Items from a figure collection
======

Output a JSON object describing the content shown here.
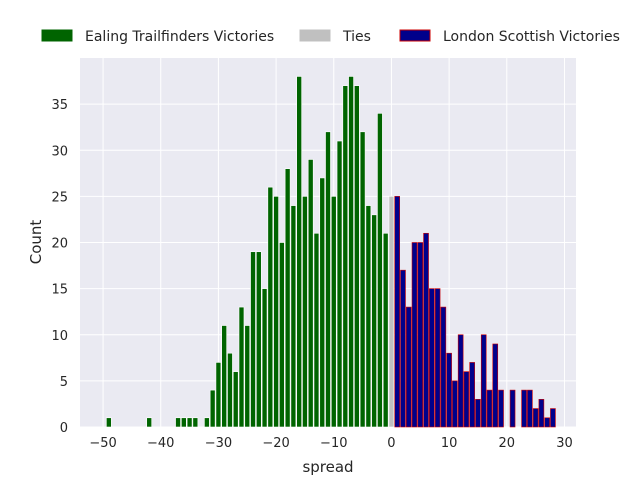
{
  "chart_data": {
    "type": "bar",
    "title": "",
    "xlabel": "spread",
    "ylabel": "Count",
    "xlim": [
      -54,
      32
    ],
    "ylim": [
      0,
      40
    ],
    "xticks": [
      -50,
      -40,
      -30,
      -20,
      -10,
      0,
      10,
      20,
      30
    ],
    "yticks": [
      0,
      5,
      10,
      15,
      20,
      25,
      30,
      35
    ],
    "grid": true,
    "legend_position": "top",
    "series": [
      {
        "name": "Ealing Trailfinders Victories",
        "color": "#006400",
        "edgecolor": "#ffffff",
        "x": [
          -49,
          -42,
          -37,
          -36,
          -35,
          -34,
          -32,
          -31,
          -30,
          -29,
          -28,
          -27,
          -26,
          -25,
          -24,
          -23,
          -22,
          -21,
          -20,
          -19,
          -18,
          -17,
          -16,
          -15,
          -14,
          -13,
          -12,
          -11,
          -10,
          -9,
          -8,
          -7,
          -6,
          -5,
          -4,
          -3,
          -2,
          -1
        ],
        "values": [
          1,
          1,
          1,
          1,
          1,
          1,
          1,
          4,
          7,
          11,
          8,
          6,
          13,
          11,
          19,
          19,
          15,
          26,
          25,
          20,
          28,
          24,
          38,
          25,
          29,
          21,
          27,
          32,
          25,
          31,
          37,
          38,
          37,
          32,
          24,
          23,
          34,
          21
        ]
      },
      {
        "name": "Ties",
        "color": "#c0c0c0",
        "edgecolor": "#ffffff",
        "x": [
          0
        ],
        "values": [
          25
        ]
      },
      {
        "name": "London Scottish Victories",
        "color": "#00008b",
        "edgecolor": "#cc0000",
        "x": [
          1,
          2,
          3,
          4,
          5,
          6,
          7,
          8,
          9,
          10,
          11,
          12,
          13,
          14,
          15,
          16,
          17,
          18,
          19,
          20,
          21,
          22,
          23,
          24,
          25,
          26,
          27,
          28
        ],
        "values": [
          25,
          17,
          13,
          20,
          20,
          21,
          15,
          15,
          13,
          8,
          5,
          10,
          6,
          7,
          3,
          10,
          4,
          9,
          4,
          0,
          4,
          0,
          4,
          4,
          2,
          3,
          1,
          2
        ]
      }
    ]
  }
}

======

◆ EXERCISE DESCRIPTION ◆
Return only the number of lines in the data that contain "Victories".

◆ REPLY TO THE TASK ◆
2